- _WHAT THE TASK ASKS_: For the copy, please give all of the data again exactly and leave the pictures out.

Saved entries
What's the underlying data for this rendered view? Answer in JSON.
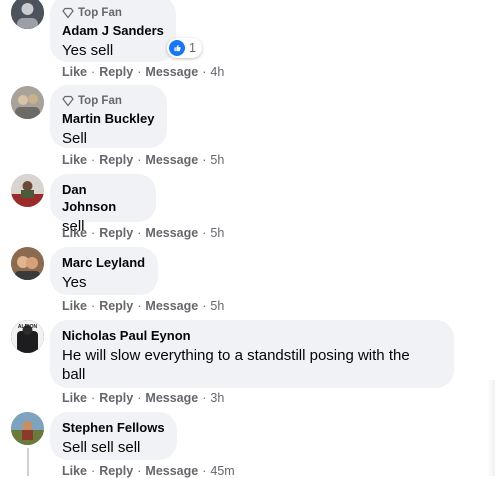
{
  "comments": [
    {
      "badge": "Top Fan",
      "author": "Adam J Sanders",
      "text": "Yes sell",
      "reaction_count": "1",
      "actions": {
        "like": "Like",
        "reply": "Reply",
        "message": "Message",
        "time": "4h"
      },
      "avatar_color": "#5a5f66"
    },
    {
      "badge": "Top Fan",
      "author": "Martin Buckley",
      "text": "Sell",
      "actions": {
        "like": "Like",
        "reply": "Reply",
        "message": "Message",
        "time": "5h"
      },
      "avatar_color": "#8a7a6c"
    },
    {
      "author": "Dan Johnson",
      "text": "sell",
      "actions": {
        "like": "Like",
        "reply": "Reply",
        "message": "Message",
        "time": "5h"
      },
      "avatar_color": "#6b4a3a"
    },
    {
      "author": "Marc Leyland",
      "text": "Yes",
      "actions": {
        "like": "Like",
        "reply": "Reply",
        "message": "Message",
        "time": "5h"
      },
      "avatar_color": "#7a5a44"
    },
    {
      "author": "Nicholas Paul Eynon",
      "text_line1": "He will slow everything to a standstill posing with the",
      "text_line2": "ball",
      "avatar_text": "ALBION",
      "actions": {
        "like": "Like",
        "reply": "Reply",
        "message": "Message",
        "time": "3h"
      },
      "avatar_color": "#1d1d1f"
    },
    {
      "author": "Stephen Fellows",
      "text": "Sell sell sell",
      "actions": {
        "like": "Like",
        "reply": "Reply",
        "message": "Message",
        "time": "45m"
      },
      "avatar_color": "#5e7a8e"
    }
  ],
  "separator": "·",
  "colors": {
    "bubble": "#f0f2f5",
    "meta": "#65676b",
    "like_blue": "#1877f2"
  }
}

- _TASK RESULT_:
What's the underlying data for this rendered view? Answer in JSON.
{
  "comments": [
    {
      "badge": "Top Fan",
      "author": "Adam J Sanders",
      "text": "Yes sell",
      "reaction_count": "1",
      "actions": {
        "like": "Like",
        "reply": "Reply",
        "message": "Message",
        "time": "4h"
      },
      "avatar_color": "#5a5f66"
    },
    {
      "badge": "Top Fan",
      "author": "Martin Buckley",
      "text": "Sell",
      "actions": {
        "like": "Like",
        "reply": "Reply",
        "message": "Message",
        "time": "5h"
      },
      "avatar_color": "#8a7a6c"
    },
    {
      "author": "Dan Johnson",
      "text": "sell",
      "actions": {
        "like": "Like",
        "reply": "Reply",
        "message": "Message",
        "time": "5h"
      },
      "avatar_color": "#6b4a3a"
    },
    {
      "author": "Marc Leyland",
      "text": "Yes",
      "actions": {
        "like": "Like",
        "reply": "Reply",
        "message": "Message",
        "time": "5h"
      },
      "avatar_color": "#7a5a44"
    },
    {
      "author": "Nicholas Paul Eynon",
      "text_line1": "He will slow everything to a standstill posing with the",
      "text_line2": "ball",
      "avatar_text": "ALBION",
      "actions": {
        "like": "Like",
        "reply": "Reply",
        "message": "Message",
        "time": "3h"
      },
      "avatar_color": "#1d1d1f"
    },
    {
      "author": "Stephen Fellows",
      "text": "Sell sell sell",
      "actions": {
        "like": "Like",
        "reply": "Reply",
        "message": "Message",
        "time": "45m"
      },
      "avatar_color": "#5e7a8e"
    }
  ],
  "separator": "·",
  "colors": {
    "bubble": "#f0f2f5",
    "meta": "#65676b",
    "like_blue": "#1877f2"
  }
}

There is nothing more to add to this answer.